# [DIRECTIONS]
Copy every line that holds "Comité".

# [EXERCISE INPUT]

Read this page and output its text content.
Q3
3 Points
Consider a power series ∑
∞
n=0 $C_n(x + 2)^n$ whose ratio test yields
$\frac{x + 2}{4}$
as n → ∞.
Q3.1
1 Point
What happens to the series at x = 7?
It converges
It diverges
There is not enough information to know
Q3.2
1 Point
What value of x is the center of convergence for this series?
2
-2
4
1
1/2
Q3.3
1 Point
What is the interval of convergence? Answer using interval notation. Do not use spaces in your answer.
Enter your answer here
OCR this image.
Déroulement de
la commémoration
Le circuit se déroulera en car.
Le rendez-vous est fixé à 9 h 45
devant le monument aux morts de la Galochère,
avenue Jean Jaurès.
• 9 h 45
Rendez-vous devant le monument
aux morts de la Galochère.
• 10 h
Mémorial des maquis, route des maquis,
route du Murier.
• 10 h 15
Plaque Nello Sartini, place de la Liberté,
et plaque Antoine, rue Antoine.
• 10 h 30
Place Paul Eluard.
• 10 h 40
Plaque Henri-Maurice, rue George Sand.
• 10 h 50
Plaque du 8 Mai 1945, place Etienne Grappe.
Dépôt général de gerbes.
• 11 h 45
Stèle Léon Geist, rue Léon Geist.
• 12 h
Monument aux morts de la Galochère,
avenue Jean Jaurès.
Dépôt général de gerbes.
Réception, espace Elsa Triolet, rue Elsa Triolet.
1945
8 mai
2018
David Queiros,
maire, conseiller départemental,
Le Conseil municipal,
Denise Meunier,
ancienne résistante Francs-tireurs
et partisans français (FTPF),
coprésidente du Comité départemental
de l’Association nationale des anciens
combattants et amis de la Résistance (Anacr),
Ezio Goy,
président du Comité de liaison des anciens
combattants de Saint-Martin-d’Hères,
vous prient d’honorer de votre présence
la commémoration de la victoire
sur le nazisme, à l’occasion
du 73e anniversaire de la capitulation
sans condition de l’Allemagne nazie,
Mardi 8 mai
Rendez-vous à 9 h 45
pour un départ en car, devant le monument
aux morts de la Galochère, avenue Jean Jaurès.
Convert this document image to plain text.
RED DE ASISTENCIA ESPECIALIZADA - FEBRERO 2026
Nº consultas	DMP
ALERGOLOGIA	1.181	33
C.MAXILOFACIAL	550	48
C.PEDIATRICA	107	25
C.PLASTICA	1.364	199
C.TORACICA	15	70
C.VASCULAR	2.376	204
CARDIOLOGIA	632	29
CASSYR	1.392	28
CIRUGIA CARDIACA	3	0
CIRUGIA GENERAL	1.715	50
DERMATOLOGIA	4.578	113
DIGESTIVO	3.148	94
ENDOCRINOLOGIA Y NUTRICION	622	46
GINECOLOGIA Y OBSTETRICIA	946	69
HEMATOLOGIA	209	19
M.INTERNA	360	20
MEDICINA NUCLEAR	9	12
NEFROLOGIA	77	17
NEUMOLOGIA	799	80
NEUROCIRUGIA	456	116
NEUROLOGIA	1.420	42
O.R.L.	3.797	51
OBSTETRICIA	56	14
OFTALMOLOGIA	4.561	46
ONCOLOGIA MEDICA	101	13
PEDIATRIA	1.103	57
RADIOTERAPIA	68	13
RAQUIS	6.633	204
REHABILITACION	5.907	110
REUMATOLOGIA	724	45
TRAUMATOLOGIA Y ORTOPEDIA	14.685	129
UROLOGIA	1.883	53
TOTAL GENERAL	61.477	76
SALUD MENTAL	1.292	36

# [EXPECTED ANSWER]
coprésidente du Comité départemental
président du Comité de liaison des anciens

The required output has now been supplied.